# Work to complete
Set out each line of the material below as a Markdown table with two columns, Row and Line, numbering the rows in order and leaving out any blank lines.

# Data listing
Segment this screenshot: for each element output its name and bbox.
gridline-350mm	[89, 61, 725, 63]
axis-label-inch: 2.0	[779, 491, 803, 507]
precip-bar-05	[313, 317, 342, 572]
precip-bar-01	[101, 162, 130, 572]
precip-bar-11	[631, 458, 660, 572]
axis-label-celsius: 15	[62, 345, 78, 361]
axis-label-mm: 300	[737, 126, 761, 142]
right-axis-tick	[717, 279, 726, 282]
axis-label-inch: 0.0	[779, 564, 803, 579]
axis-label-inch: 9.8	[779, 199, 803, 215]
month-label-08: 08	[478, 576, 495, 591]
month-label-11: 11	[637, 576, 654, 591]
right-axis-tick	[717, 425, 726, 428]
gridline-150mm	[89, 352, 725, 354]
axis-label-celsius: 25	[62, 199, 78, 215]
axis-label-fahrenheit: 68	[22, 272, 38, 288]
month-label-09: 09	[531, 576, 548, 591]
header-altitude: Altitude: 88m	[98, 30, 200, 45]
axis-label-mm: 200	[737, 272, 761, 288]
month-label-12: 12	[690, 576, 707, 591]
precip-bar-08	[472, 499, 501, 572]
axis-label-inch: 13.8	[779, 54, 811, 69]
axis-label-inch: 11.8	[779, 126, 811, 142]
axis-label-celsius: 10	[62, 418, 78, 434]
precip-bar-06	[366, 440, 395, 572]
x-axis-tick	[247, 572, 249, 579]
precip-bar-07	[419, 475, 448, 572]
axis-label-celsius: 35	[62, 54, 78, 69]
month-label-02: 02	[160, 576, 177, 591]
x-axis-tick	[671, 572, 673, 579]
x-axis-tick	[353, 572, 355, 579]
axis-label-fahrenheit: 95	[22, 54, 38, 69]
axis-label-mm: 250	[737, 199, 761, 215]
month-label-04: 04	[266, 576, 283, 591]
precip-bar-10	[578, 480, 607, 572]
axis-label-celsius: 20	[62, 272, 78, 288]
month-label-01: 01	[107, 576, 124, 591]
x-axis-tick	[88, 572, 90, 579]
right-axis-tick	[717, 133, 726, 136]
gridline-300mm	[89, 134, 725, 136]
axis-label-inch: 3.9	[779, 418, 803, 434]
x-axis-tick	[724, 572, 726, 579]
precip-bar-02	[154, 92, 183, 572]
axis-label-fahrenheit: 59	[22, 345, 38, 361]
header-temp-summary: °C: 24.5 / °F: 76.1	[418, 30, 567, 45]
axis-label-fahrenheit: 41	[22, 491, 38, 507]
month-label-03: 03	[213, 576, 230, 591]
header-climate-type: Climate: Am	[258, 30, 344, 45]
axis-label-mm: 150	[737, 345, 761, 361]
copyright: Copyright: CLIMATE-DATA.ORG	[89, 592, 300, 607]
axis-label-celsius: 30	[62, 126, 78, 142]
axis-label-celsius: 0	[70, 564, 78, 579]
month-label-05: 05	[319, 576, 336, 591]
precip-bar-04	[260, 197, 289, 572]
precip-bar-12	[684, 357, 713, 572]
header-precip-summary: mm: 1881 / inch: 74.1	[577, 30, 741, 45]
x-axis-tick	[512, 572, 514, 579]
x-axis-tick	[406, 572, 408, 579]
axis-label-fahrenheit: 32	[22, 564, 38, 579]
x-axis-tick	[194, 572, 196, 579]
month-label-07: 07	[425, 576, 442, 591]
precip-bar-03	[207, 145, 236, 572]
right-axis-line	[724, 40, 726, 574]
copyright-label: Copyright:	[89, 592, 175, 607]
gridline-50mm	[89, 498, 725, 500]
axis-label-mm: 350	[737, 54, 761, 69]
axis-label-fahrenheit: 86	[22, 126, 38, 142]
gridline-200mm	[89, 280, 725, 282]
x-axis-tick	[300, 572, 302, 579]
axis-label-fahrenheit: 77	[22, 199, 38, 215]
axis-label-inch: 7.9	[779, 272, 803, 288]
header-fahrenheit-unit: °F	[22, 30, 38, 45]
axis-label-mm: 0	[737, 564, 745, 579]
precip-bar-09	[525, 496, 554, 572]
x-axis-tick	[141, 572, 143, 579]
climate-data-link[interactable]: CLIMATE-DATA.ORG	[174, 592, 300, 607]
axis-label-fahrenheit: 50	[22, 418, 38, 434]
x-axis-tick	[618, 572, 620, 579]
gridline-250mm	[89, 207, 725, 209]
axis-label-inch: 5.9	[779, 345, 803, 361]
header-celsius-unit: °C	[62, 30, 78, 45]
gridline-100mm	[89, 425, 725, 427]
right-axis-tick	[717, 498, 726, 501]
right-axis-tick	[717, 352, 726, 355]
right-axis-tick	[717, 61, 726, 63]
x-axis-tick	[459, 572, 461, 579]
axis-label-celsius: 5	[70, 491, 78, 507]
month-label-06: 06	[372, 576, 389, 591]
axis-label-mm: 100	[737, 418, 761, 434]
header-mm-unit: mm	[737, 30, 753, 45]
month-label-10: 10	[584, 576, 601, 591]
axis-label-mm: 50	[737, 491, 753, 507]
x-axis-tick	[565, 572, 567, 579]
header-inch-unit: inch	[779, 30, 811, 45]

# Result of this task
| Row | Line |
|---|---|
| 1 | Segment this screenshot: for each element output its name and bbox. |
| 2 | gridline-350mm	[89, 61, 725, 63] |
| 3 | axis-label-inch: 2.0	[779, 491, 803, 507] |
| 4 | precip-bar-05	[313, 317, 342, 572] |
| 5 | precip-bar-01	[101, 162, 130, 572] |
| 6 | precip-bar-11	[631, 458, 660, 572] |
| 7 | axis-label-celsius: 15	[62, 345, 78, 361] |
| 8 | axis-label-mm: 300	[737, 126, 761, 142] |
| 9 | right-axis-tick	[717, 279, 726, 282] |
| 10 | axis-label-inch: 0.0	[779, 564, 803, 579] |
| 11 | axis-label-inch: 9.8	[779, 199, 803, 215] |
| 12 | month-label-08: 08	[478, 576, 495, 591] |
| 13 | month-label-11: 11	[637, 576, 654, 591] |
| 14 | right-axis-tick	[717, 425, 726, 428] |
| 15 | gridline-150mm	[89, 352, 725, 354] |
| 16 | axis-label-celsius: 25	[62, 199, 78, 215] |
| 17 | axis-label-fahrenheit: 68	[22, 272, 38, 288] |
| 18 | month-label-09: 09	[531, 576, 548, 591] |
| 19 | header-altitude: Altitude: 88m	[98, 30, 200, 45] |
| 20 | axis-label-mm: 200	[737, 272, 761, 288] |
| 21 | month-label-12: 12	[690, 576, 707, 591] |
| 22 | precip-bar-08	[472, 499, 501, 572] |
| 23 | axis-label-inch: 13.8	[779, 54, 811, 69] |
| 24 | axis-label-inch: 11.8	[779, 126, 811, 142] |
| 25 | axis-label-celsius: 10	[62, 418, 78, 434] |
| 26 | precip-bar-06	[366, 440, 395, 572] |
| 27 | x-axis-tick	[247, 572, 249, 579] |
| 28 | precip-bar-07	[419, 475, 448, 572] |
| 29 | axis-label-celsius: 35	[62, 54, 78, 69] |
| 30 | month-label-02: 02	[160, 576, 177, 591] |
| 31 | x-axis-tick	[671, 572, 673, 579] |
| 32 | x-axis-tick	[353, 572, 355, 579] |
| 33 | axis-label-fahrenheit: 95	[22, 54, 38, 69] |
| 34 | axis-label-mm: 250	[737, 199, 761, 215] |
| 35 | month-label-04: 04	[266, 576, 283, 591] |
| 36 | precip-bar-10	[578, 480, 607, 572] |
| 37 | axis-label-celsius: 20	[62, 272, 78, 288] |
| 38 | month-label-01: 01	[107, 576, 124, 591] |
| 39 | x-axis-tick	[88, 572, 90, 579] |
| 40 | right-axis-tick	[717, 133, 726, 136] |
| 41 | gridline-300mm	[89, 134, 725, 136] |
| 42 | axis-label-inch: 3.9	[779, 418, 803, 434] |
| 43 | x-axis-tick	[724, 572, 726, 579] |
| 44 | precip-bar-02	[154, 92, 183, 572] |
| 45 | axis-label-fahrenheit: 59	[22, 345, 38, 361] |
| 46 | header-temp-summary: °C: 24.5 / °F: 76.1	[418, 30, 567, 45] |
| 47 | axis-label-fahrenheit: 41	[22, 491, 38, 507] |
| 48 | month-label-03: 03	[213, 576, 230, 591] |
| 49 | header-climate-type: Climate: Am	[258, 30, 344, 45] |
| 50 | axis-label-mm: 150	[737, 345, 761, 361] |
| 51 | copyright: Copyright: CLIMATE-DATA.ORG	[89, 592, 300, 607] |
| 52 | axis-label-celsius: 30	[62, 126, 78, 142] |
| 53 | axis-label-celsius: 0	[70, 564, 78, 579] |
| 54 | month-label-05: 05	[319, 576, 336, 591] |
| 55 | precip-bar-04	[260, 197, 289, 572] |
| 56 | precip-bar-12	[684, 357, 713, 572] |
| 57 | header-precip-summary: mm: 1881 / inch: 74.1	[577, 30, 741, 45] |
| 58 | x-axis-tick	[512, 572, 514, 579] |
| 59 | x-axis-tick	[406, 572, 408, 579] |
| 60 | axis-label-fahrenheit: 32	[22, 564, 38, 579] |
| 61 | x-axis-tick	[194, 572, 196, 579] |
| 62 | month-label-07: 07	[425, 576, 442, 591] |
| 63 | precip-bar-03	[207, 145, 236, 572] |
| 64 | right-axis-line	[724, 40, 726, 574] |
| 65 | copyright-label: Copyright:	[89, 592, 175, 607] |
| 66 | gridline-50mm	[89, 498, 725, 500] |
| 67 | axis-label-mm: 350	[737, 54, 761, 69] |
| 68 | axis-label-fahrenheit: 86	[22, 126, 38, 142] |
| 69 | gridline-200mm	[89, 280, 725, 282] |
| 70 | x-axis-tick	[300, 572, 302, 579] |
| 71 | axis-label-fahrenheit: 77	[22, 199, 38, 215] |
| 72 | axis-label-inch: 7.9	[779, 272, 803, 288] |
| 73 | header-fahrenheit-unit: °F	[22, 30, 38, 45] |
| 74 | axis-label-mm: 0	[737, 564, 745, 579] |
| 75 | precip-bar-09	[525, 496, 554, 572] |
| 76 | x-axis-tick	[141, 572, 143, 579] |
| 77 | climate-data-link[interactable]: CLIMATE-DATA.ORG	[174, 592, 300, 607] |
| 78 | axis-label-fahrenheit: 50	[22, 418, 38, 434] |
| 79 | x-axis-tick	[618, 572, 620, 579] |
| 80 | gridline-250mm	[89, 207, 725, 209] |
| 81 | axis-label-inch: 5.9	[779, 345, 803, 361] |
| 82 | header-celsius-unit: °C	[62, 30, 78, 45] |
| 83 | gridline-100mm	[89, 425, 725, 427] |
| 84 | right-axis-tick	[717, 498, 726, 501] |
| 85 | right-axis-tick	[717, 352, 726, 355] |
| 86 | right-axis-tick	[717, 61, 726, 63] |
| 87 | x-axis-tick	[459, 572, 461, 579] |
| 88 | axis-label-celsius: 5	[70, 491, 78, 507] |
| 89 | month-label-06: 06	[372, 576, 389, 591] |
| 90 | axis-label-mm: 100	[737, 418, 761, 434] |
| 91 | header-mm-unit: mm	[737, 30, 753, 45] |
| 92 | month-label-10: 10	[584, 576, 601, 591] |
| 93 | axis-label-mm: 50	[737, 491, 753, 507] |
| 94 | x-axis-tick	[565, 572, 567, 579] |
| 95 | header-inch-unit: inch	[779, 30, 811, 45] |